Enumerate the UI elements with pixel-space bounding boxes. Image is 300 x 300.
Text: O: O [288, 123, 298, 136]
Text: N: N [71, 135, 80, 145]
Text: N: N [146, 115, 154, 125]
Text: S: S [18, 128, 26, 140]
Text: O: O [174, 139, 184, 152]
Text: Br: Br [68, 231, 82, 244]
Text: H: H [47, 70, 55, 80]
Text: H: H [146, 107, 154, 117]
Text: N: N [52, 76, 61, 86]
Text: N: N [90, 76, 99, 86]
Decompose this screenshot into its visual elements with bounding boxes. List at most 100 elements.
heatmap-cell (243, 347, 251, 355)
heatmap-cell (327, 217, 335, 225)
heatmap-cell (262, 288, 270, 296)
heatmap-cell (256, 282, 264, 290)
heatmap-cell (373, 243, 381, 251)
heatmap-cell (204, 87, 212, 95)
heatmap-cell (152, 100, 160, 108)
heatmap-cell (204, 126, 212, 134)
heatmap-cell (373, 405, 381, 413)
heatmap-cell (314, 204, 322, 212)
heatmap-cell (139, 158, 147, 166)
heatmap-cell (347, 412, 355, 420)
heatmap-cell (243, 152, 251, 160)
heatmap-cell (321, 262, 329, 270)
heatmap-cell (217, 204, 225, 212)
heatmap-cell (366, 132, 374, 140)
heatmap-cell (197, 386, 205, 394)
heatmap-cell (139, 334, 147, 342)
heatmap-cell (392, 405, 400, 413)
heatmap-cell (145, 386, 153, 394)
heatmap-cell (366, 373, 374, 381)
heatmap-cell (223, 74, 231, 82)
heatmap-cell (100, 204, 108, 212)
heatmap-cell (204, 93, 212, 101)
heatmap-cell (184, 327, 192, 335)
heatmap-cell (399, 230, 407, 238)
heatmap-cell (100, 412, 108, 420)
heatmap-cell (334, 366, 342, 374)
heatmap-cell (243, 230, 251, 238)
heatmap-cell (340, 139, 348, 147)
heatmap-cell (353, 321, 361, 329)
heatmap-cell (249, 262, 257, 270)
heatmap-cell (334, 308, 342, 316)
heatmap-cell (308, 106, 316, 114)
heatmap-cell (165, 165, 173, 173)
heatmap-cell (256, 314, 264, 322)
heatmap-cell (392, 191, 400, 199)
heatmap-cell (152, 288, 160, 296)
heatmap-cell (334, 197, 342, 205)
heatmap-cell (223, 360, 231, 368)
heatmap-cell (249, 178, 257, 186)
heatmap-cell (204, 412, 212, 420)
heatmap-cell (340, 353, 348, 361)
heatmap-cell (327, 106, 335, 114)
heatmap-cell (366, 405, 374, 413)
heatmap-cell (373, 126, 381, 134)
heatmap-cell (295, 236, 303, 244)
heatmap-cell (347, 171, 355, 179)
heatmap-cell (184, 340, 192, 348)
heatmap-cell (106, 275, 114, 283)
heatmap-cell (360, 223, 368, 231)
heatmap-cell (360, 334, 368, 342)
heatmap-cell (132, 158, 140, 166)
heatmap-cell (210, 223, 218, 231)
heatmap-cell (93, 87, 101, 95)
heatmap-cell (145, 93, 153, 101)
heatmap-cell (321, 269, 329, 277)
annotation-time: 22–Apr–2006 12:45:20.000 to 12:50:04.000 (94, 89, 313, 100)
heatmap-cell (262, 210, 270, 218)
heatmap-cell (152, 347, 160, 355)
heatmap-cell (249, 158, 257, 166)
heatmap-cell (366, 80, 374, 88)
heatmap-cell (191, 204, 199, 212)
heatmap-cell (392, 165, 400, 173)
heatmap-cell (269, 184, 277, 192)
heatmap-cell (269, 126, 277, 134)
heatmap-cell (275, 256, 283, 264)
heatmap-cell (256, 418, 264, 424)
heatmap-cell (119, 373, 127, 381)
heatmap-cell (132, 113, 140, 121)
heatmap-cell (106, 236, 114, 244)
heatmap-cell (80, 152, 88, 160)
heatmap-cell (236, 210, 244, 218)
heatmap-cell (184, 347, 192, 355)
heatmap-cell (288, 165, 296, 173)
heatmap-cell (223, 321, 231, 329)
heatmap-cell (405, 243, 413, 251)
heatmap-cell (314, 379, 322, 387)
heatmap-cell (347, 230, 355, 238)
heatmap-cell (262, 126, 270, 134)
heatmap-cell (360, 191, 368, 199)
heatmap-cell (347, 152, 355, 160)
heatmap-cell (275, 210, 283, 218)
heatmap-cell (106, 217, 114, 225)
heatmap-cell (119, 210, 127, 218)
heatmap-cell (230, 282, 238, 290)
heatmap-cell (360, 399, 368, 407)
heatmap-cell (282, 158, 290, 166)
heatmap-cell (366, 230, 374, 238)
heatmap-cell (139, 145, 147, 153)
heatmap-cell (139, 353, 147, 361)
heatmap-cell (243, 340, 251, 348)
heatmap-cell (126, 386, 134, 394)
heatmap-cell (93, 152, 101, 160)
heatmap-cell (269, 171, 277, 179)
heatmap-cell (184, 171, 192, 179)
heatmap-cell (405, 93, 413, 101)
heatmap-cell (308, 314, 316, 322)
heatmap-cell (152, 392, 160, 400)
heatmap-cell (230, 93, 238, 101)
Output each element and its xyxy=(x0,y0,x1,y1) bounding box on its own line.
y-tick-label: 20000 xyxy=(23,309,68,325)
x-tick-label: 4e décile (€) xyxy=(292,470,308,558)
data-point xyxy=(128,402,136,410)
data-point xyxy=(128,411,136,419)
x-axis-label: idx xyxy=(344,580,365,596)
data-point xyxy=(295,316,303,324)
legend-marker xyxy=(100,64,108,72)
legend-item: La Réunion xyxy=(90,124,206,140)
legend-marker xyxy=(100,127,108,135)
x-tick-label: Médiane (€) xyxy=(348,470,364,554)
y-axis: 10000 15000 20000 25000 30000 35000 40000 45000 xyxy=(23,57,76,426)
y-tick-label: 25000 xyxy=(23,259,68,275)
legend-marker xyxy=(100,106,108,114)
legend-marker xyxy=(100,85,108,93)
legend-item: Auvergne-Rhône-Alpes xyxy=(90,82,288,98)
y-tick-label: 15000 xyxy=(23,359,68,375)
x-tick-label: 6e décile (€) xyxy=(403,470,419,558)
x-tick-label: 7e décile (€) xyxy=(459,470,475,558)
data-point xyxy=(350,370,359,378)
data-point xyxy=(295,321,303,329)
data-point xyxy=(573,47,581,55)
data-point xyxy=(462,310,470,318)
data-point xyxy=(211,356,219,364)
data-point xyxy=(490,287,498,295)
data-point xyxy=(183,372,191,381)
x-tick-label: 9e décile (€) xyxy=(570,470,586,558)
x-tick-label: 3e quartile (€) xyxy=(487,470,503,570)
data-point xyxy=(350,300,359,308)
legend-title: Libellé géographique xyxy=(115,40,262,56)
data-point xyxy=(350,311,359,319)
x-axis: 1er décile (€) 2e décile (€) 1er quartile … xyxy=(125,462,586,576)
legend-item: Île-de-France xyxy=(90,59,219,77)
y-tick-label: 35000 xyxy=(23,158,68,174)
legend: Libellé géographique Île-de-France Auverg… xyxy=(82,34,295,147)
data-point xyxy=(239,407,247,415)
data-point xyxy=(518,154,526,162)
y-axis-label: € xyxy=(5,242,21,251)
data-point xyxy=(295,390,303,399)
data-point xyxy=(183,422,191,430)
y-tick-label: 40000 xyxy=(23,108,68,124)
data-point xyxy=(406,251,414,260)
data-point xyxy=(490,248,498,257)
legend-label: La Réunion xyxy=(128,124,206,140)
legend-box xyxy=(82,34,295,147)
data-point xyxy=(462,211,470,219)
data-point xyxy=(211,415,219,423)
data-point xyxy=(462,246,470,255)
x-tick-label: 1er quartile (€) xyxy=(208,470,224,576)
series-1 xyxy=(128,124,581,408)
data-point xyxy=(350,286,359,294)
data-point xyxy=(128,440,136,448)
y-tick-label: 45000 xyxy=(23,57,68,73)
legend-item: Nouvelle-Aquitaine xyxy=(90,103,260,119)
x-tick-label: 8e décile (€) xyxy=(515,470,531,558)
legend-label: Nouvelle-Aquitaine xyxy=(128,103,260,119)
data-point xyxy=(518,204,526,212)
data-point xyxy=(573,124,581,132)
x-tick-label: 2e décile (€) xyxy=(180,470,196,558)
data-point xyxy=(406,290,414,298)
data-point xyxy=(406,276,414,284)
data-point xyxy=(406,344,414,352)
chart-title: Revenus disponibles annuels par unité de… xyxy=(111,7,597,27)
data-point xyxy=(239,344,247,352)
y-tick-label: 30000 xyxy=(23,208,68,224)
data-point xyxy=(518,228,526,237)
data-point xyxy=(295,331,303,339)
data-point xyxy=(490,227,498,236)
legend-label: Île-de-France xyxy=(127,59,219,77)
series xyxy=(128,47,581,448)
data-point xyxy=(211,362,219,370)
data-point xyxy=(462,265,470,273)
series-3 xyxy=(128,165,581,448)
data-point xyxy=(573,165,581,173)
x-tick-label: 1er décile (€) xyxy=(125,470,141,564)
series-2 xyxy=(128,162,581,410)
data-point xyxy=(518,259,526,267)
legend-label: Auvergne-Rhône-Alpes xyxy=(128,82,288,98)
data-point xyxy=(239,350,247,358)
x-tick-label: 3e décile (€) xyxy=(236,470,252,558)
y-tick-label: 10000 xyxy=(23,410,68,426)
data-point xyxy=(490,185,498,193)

◇ ◇ ◇ ◇ ◇

# Task statement:
Starting at the first of the entries above and ending at the line that contains "heatmap-cell (139, 158, 147, 166)", rewrite those lines with "bounding boxes" replaced by "bounding rectangles", leaving everything else as it is.

# Written response:
Enumerate the UI elements with pixel-space bounding rectangles. Image is 300 x 300.
Text: O: O [288, 123, 298, 136]
Text: N: N [71, 135, 80, 145]
Text: N: N [146, 115, 154, 125]
Text: S: S [18, 128, 26, 140]
Text: O: O [174, 139, 184, 152]
Text: Br: Br [68, 231, 82, 244]
Text: H: H [47, 70, 55, 80]
Text: H: H [146, 107, 154, 117]
Text: N: N [52, 76, 61, 86]
Text: N: N [90, 76, 99, 86]
Decompose this screenshot into its visual elements with bounding rectangles. List at most 100 elements.
heatmap-cell (243, 347, 251, 355)
heatmap-cell (327, 217, 335, 225)
heatmap-cell (262, 288, 270, 296)
heatmap-cell (256, 282, 264, 290)
heatmap-cell (373, 243, 381, 251)
heatmap-cell (204, 87, 212, 95)
heatmap-cell (152, 100, 160, 108)
heatmap-cell (204, 126, 212, 134)
heatmap-cell (373, 405, 381, 413)
heatmap-cell (314, 204, 322, 212)
heatmap-cell (139, 158, 147, 166)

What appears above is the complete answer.